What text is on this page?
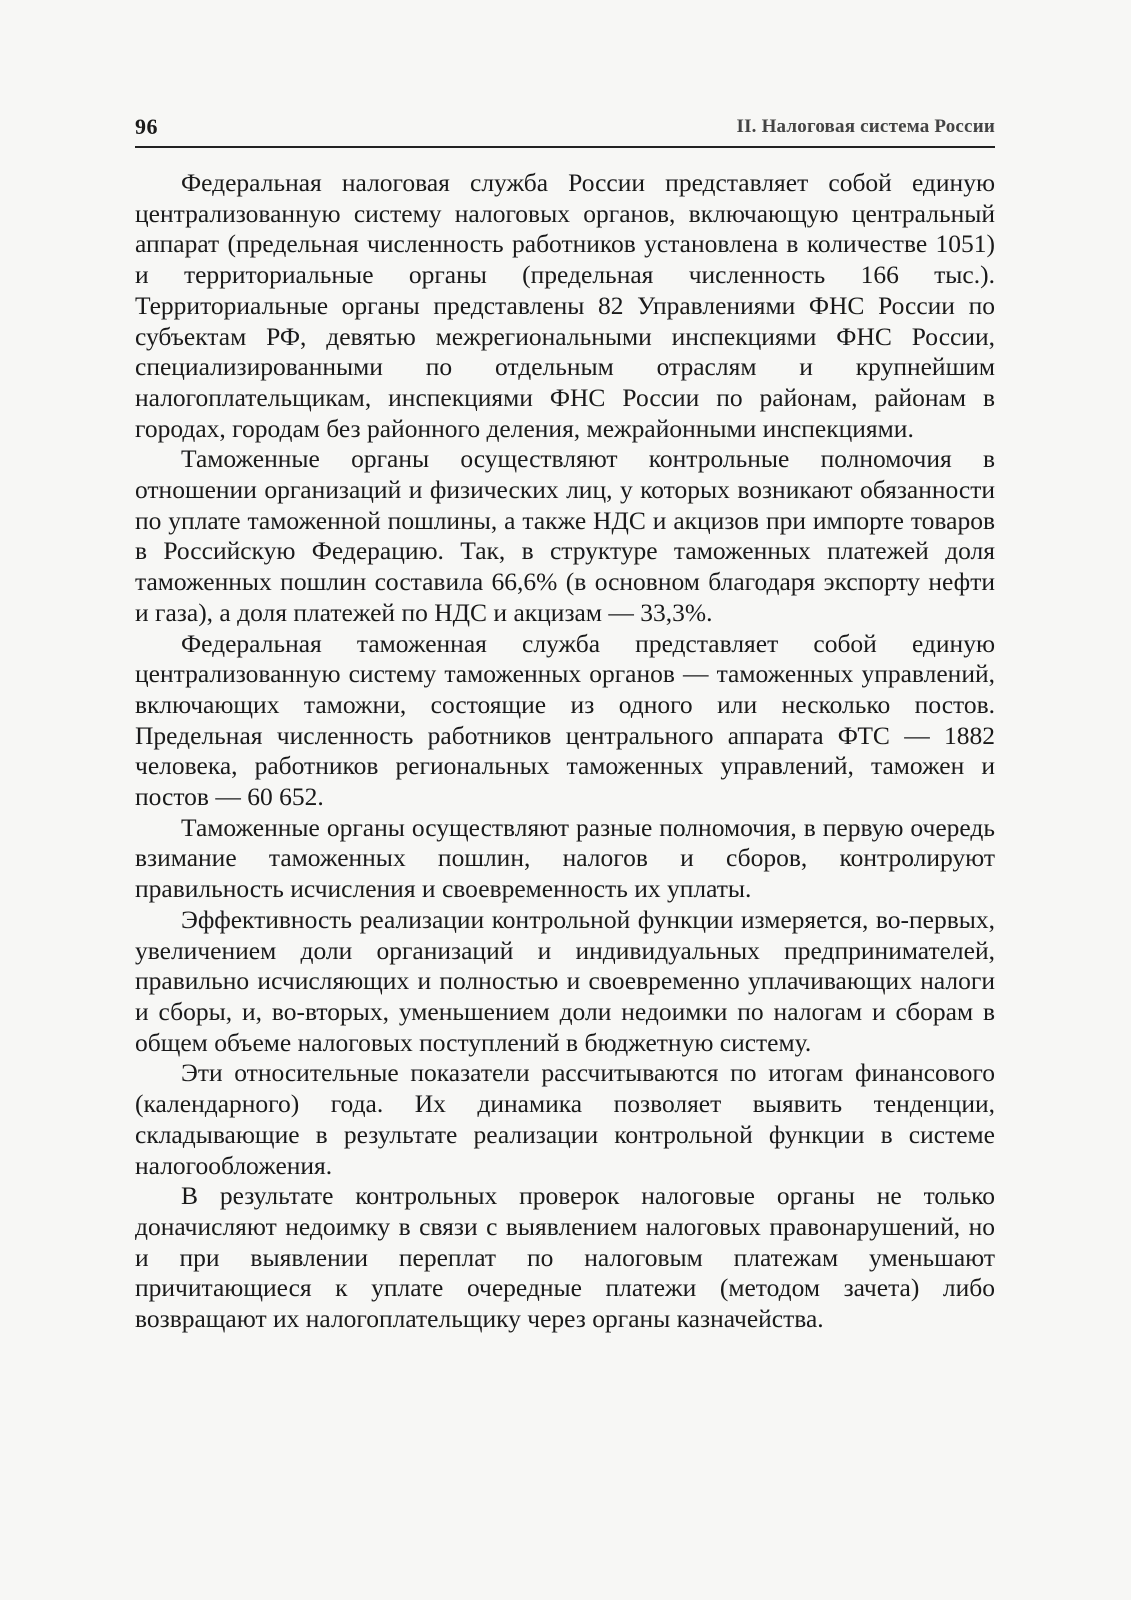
96	II. Налоговая система России

Федеральная налоговая служба России представляет собой единую централизованную систему налоговых органов, включающую центральный аппарат (предельная численность работников установлена в количестве 1051) и территориальные органы (предельная численность 166 тыс.). Территориальные органы представлены 82 Управлениями ФНС России по субъектам РФ, девятью межрегиональными инспекциями ФНС России, специализированными по отдельным отраслям и крупнейшим налогоплательщикам, инспекциями ФНС России по районам, районам в городах, городам без районного деления, межрайонными инспекциями.

Таможенные органы осуществляют контрольные полномочия в отношении организаций и физических лиц, у которых возникают обязанности по уплате таможенной пошлины, а также НДС и акцизов при импорте товаров в Российскую Федерацию. Так, в структуре таможенных платежей доля таможенных пошлин составила 66,6% (в основном благодаря экспорту нефти и газа), а доля платежей по НДС и акцизам — 33,3%.

Федеральная таможенная служба представляет собой единую централизованную систему таможенных органов — таможенных управлений, включающих таможни, состоящие из одного или несколько постов. Предельная численность работников центрального аппарата ФТС — 1882 человека, работников региональных таможенных управлений, таможен и постов — 60 652.

Таможенные органы осуществляют разные полномочия, в первую очередь взимание таможенных пошлин, налогов и сборов, контролируют правильность исчисления и своевременность их уплаты.

Эффективность реализации контрольной функции измеряется, во-первых, увеличением доли организаций и индивидуальных предпринимателей, правильно исчисляющих и полностью и своевременно уплачивающих налоги и сборы, и, во-вторых, уменьшением доли недоимки по налогам и сборам в общем объеме налоговых поступлений в бюджетную систему.

Эти относительные показатели рассчитываются по итогам финансового (календарного) года. Их динамика позволяет выявить тенденции, складывающие в результате реализации контрольной функции в системе налогообложения.

В результате контрольных проверок налоговые органы не только доначисляют недоимку в связи с выявлением налоговых правонарушений, но и при выявлении переплат по налоговым платежам уменьшают причитающиеся к уплате очередные платежи (методом зачета) либо возвращают их налогоплательщику через органы казначейства.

▶ **The exercise**:
Where a line holds "Таможенные", copy that line.

▶ **Task solution**:
Таможенные органы осуществляют контрольные полномочия в отношении организаций и физических лиц, у которых возникают обязанности по уплате таможенной пошлины, а также НДС и акцизов при импорте товаров в Российскую Федерацию. Так, в структуре таможенных платежей доля таможенных пошлин составила 66,6% (в основном благодаря экспорту нефти и газа), а доля платежей по НДС и акцизам — 33,3%.
Таможенные органы осуществляют разные полномочия, в первую очередь взимание таможенных пошлин, налогов и сборов, контролируют правильность исчисления и своевременность их уплаты.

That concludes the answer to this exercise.